Saved data entries:
⁂

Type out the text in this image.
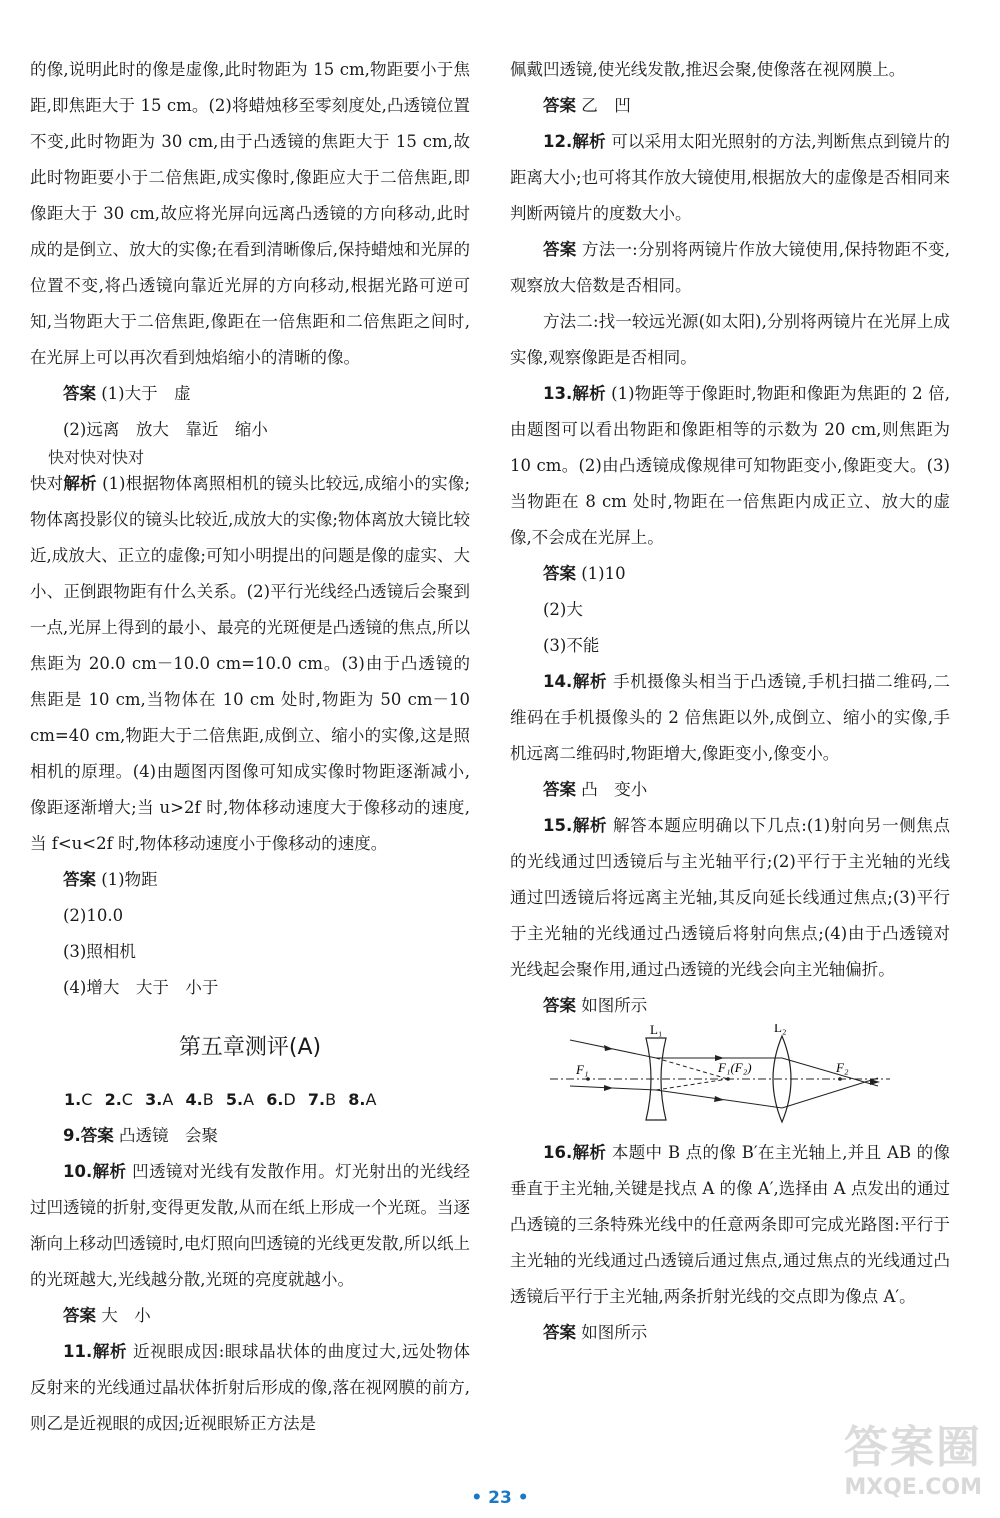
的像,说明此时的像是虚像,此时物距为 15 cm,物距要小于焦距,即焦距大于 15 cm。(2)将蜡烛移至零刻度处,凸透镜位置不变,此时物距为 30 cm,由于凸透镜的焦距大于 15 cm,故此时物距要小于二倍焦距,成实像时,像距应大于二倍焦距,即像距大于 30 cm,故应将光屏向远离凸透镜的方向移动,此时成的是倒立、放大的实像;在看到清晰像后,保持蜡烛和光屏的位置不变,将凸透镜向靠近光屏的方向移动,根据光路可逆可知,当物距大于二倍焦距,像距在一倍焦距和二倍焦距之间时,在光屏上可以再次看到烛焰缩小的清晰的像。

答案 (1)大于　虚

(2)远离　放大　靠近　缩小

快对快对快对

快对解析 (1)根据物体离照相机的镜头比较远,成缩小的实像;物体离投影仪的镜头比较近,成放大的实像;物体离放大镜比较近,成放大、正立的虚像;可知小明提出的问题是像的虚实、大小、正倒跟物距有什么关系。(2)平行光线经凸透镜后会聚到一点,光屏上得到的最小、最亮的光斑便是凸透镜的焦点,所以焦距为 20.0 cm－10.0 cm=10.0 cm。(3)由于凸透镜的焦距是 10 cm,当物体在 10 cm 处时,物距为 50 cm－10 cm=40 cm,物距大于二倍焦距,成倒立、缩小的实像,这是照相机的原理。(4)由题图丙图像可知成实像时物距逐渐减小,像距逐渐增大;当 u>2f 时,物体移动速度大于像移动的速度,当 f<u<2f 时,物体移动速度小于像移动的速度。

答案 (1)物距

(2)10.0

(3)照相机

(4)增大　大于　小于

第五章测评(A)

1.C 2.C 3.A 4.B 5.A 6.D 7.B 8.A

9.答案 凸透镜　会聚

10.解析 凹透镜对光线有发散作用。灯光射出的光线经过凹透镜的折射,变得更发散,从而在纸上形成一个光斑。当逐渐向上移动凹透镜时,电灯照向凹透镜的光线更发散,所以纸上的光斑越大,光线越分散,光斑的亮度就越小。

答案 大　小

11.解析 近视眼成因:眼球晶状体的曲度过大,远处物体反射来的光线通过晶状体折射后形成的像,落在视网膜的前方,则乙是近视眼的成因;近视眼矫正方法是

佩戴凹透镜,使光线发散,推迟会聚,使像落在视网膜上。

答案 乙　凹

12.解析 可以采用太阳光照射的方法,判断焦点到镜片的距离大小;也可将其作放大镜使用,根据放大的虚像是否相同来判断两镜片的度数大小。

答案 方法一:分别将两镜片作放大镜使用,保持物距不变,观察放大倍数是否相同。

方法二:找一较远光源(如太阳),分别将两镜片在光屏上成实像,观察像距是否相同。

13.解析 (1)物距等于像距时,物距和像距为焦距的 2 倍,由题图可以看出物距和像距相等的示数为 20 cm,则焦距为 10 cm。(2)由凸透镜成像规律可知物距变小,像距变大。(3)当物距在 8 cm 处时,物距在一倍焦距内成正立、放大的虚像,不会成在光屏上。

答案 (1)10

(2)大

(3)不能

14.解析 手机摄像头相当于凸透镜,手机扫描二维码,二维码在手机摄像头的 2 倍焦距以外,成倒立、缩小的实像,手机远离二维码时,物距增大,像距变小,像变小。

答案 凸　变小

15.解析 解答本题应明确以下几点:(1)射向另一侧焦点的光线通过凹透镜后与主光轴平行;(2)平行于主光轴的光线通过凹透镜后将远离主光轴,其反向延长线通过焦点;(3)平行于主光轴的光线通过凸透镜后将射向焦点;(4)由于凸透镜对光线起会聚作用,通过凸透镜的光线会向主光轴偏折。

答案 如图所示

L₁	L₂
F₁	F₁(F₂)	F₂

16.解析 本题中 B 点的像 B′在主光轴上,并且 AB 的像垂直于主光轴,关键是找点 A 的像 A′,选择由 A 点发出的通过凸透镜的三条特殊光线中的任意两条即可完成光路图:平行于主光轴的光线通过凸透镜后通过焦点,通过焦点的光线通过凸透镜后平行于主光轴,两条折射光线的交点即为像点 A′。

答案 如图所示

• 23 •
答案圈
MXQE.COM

⁂

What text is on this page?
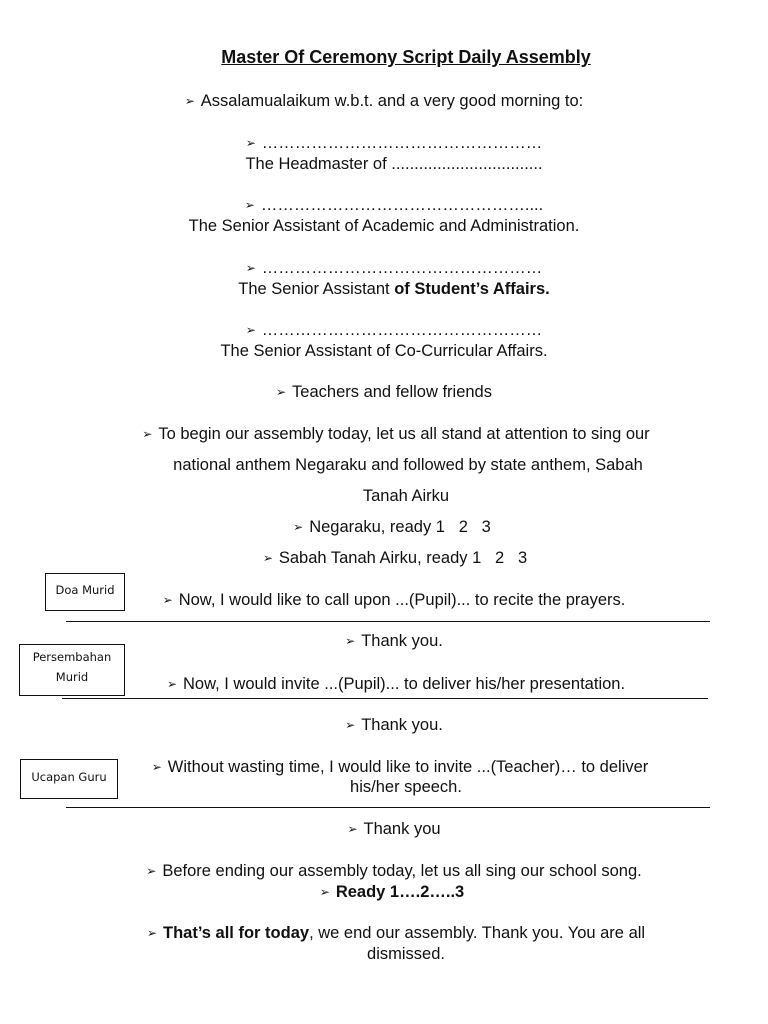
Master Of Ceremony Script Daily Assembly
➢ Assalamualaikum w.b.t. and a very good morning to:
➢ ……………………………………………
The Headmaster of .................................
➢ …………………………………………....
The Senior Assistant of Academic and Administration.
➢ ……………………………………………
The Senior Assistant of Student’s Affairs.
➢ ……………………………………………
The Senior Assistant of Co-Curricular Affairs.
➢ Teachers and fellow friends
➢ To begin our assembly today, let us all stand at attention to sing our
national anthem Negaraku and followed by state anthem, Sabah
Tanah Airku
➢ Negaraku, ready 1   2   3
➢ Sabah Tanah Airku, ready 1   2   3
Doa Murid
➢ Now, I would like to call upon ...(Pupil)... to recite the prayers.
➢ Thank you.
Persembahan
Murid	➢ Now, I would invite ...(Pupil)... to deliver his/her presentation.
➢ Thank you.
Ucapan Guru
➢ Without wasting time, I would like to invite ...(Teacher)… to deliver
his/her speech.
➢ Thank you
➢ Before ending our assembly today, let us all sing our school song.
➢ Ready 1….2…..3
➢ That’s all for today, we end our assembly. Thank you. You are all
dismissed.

⁂

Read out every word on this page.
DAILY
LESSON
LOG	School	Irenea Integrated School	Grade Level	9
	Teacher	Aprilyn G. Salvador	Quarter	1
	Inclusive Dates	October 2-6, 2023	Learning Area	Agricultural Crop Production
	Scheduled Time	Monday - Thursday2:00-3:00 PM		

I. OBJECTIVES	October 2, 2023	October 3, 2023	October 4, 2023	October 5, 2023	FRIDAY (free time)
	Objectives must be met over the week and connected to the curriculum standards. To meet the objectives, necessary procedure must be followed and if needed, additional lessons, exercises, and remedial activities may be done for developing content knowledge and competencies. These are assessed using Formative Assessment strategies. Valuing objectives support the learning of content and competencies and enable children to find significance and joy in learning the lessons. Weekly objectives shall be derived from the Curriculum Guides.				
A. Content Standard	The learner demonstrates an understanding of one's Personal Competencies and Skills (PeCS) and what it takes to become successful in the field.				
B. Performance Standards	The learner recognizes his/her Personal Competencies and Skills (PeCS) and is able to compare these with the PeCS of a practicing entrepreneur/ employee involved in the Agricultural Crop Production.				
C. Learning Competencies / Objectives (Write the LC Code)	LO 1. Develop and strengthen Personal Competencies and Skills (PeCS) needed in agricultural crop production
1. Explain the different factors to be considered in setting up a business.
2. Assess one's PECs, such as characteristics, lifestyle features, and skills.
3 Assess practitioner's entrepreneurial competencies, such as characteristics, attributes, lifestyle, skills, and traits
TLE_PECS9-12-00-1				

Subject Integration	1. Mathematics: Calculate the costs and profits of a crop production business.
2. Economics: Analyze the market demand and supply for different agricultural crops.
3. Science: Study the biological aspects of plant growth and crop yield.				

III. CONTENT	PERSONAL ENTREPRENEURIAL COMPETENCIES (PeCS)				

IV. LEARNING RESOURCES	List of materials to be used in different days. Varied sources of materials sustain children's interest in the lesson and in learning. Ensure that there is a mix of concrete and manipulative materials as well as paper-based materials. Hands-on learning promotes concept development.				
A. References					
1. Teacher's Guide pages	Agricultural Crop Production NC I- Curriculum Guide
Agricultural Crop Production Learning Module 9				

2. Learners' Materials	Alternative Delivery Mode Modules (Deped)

⁂

■ AIM ■
Copy out each line of the listing that holds "would".

■ EXPECTED ANSWER ■
➢ Now, I would like to call upon ...(Pupil)... to recite the prayers.
Murid	➢ Now, I would invite ...(Pupil)... to deliver his/her presentation.
➢ Without wasting time, I would like to invite ...(Teacher)… to deliver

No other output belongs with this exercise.